* **CHALLENGE**:
Retype each record below word for word. Leave the pictures out.

========================

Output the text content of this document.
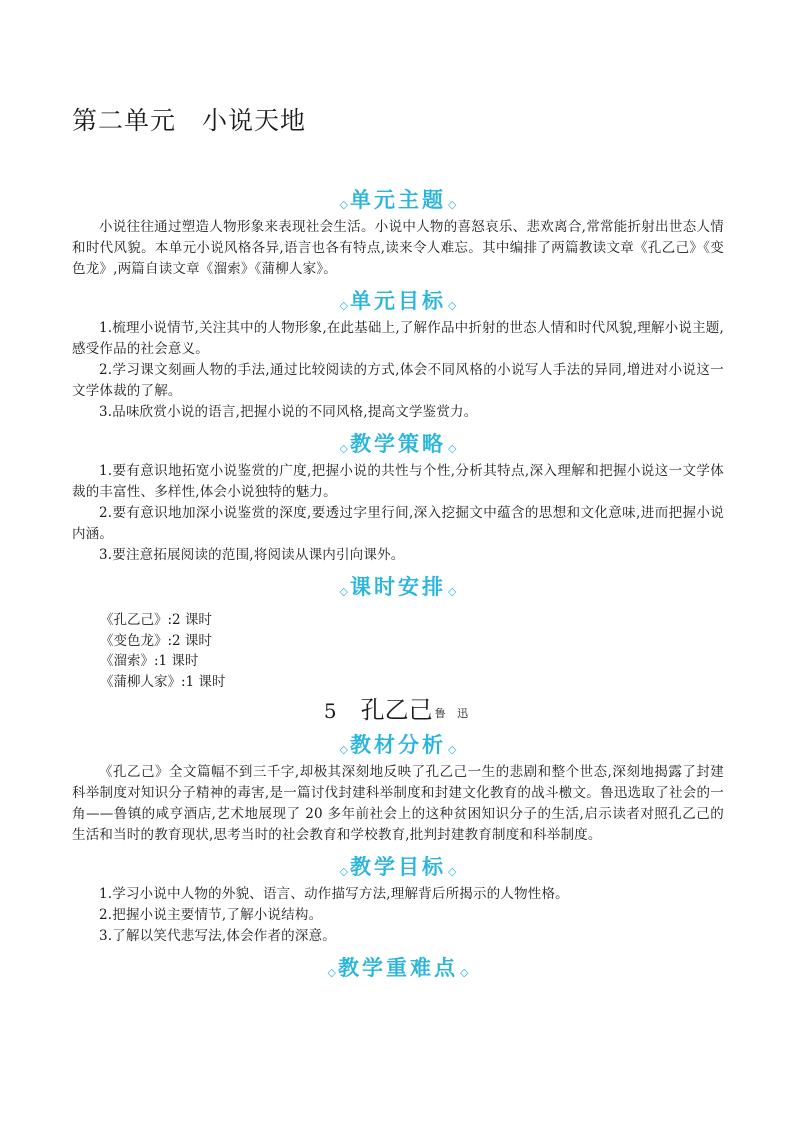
第二单元 小说天地
◇单元主题 ◇

小说往往通过塑造人物形象来表现社会生活。小说中人物的喜怒哀乐、悲欢离合,常常能折射出世态人情和时代风貌。本单元小说风格各异,语言也各有特点,读来令人难忘。其中编排了两篇教读文章《孔乙己》《变色龙》,两篇自读文章《溜索》《蒲柳人家》。

◇单元目标 ◇

1.梳理小说情节,关注其中的人物形象,在此基础上,了解作品中折射的世态人情和时代风貌,理解小说主题,感受作品的社会意义。

2.学习课文刻画人物的手法,通过比较阅读的方式,体会不同风格的小说写人手法的异同,增进对小说这一文学体裁的了解。

3.品味欣赏小说的语言,把握小说的不同风格,提高文学鉴赏力。

◇教学策略 ◇

1.要有意识地拓宽小说鉴赏的广度,把握小说的共性与个性,分析其特点,深入理解和把握小说这一文学体裁的丰富性、多样性,体会小说独特的魅力。

2.要有意识地加深小说鉴赏的深度,要透过字里行间,深入挖掘文中蕴含的思想和文化意味,进而把握小说内涵。

3.要注意拓展阅读的范围,将阅读从课内引向课外。

◇课时安排 ◇

《孔乙己》:2 课时

《变色龙》:2 课时

《溜索》:1 课时

《蒲柳人家》:1 课时

5 孔乙己 鲁 迅
◇教材分析 ◇

《孔乙己》全文篇幅不到三千字,却极其深刻地反映了孔乙己一生的悲剧和整个世态,深刻地揭露了封建科举制度对知识分子精神的毒害,是一篇讨伐封建科举制度和封建文化教育的战斗檄文。鲁迅选取了社会的一角——鲁镇的咸亨酒店,艺术地展现了 20 多年前社会上的这种贫困知识分子的生活,启示读者对照孔乙己的生活和当时的教育现状,思考当时的社会教育和学校教育,批判封建教育制度和科举制度。

◇教学目标 ◇

1.学习小说中人物的外貌、语言、动作描写方法,理解背后所揭示的人物性格。

2.把握小说主要情节,了解小说结构。

3.了解以笑代悲写法,体会作者的深意。

◇教学重难点 ◇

========================

* **EXERCISE OUTPUT**:
Output the text content of this document.
第二单元 小说天地
◇单元主题 ◇

小说往往通过塑造人物形象来表现社会生活。小说中人物的喜怒哀乐、悲欢离合,常常能折射出世态人情和时代风貌。本单元小说风格各异,语言也各有特点,读来令人难忘。其中编排了两篇教读文章《孔乙己》《变色龙》,两篇自读文章《溜索》《蒲柳人家》。

◇单元目标 ◇

1.梳理小说情节,关注其中的人物形象,在此基础上,了解作品中折射的世态人情和时代风貌,理解小说主题,感受作品的社会意义。

2.学习课文刻画人物的手法,通过比较阅读的方式,体会不同风格的小说写人手法的异同,增进对小说这一文学体裁的了解。

3.品味欣赏小说的语言,把握小说的不同风格,提高文学鉴赏力。

◇教学策略 ◇

1.要有意识地拓宽小说鉴赏的广度,把握小说的共性与个性,分析其特点,深入理解和把握小说这一文学体裁的丰富性、多样性,体会小说独特的魅力。

2.要有意识地加深小说鉴赏的深度,要透过字里行间,深入挖掘文中蕴含的思想和文化意味,进而把握小说内涵。

3.要注意拓展阅读的范围,将阅读从课内引向课外。

◇课时安排 ◇

《孔乙己》:2 课时

《变色龙》:2 课时

《溜索》:1 课时

《蒲柳人家》:1 课时

5 孔乙己 鲁 迅
◇教材分析 ◇

《孔乙己》全文篇幅不到三千字,却极其深刻地反映了孔乙己一生的悲剧和整个世态,深刻地揭露了封建科举制度对知识分子精神的毒害,是一篇讨伐封建科举制度和封建文化教育的战斗檄文。鲁迅选取了社会的一角——鲁镇的咸亨酒店,艺术地展现了 20 多年前社会上的这种贫困知识分子的生活,启示读者对照孔乙己的生活和当时的教育现状,思考当时的社会教育和学校教育,批判封建教育制度和科举制度。

◇教学目标 ◇

1.学习小说中人物的外貌、语言、动作描写方法,理解背后所揭示的人物性格。

2.把握小说主要情节,了解小说结构。

3.了解以笑代悲写法,体会作者的深意。

◇教学重难点 ◇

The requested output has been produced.